* Exercise aim: Find all of the lines below that contain the word "each", matching case exactly, and copy those lines in full.

* Extracted material:

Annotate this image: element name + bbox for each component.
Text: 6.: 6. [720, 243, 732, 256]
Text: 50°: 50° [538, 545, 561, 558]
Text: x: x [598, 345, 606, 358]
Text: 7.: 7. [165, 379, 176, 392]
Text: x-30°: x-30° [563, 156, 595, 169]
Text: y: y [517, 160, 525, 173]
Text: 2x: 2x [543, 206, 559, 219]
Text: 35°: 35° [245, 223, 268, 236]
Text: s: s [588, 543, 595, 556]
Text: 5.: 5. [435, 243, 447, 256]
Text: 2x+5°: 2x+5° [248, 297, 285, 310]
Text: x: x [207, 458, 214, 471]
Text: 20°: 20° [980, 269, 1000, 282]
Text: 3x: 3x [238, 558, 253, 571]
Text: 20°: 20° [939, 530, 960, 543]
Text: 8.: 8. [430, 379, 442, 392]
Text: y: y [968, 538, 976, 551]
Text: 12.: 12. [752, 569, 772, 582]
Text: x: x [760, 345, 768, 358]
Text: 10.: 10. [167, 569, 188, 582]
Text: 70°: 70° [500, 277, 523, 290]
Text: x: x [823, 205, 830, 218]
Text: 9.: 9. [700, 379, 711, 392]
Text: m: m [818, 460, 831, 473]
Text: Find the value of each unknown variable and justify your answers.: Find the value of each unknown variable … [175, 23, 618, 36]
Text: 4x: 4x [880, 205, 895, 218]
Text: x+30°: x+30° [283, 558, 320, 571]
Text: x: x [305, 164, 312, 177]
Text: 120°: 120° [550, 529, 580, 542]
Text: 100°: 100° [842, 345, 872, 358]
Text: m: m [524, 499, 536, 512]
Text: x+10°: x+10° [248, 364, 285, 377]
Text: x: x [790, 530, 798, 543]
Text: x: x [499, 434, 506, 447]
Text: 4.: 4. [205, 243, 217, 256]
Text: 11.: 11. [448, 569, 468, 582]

* Finished task:
Annotate this image: element name + bbox for each component.
Text: Find the value of each unknown variable and justify your answers.: Find the value of each unknown variable … [175, 23, 618, 36]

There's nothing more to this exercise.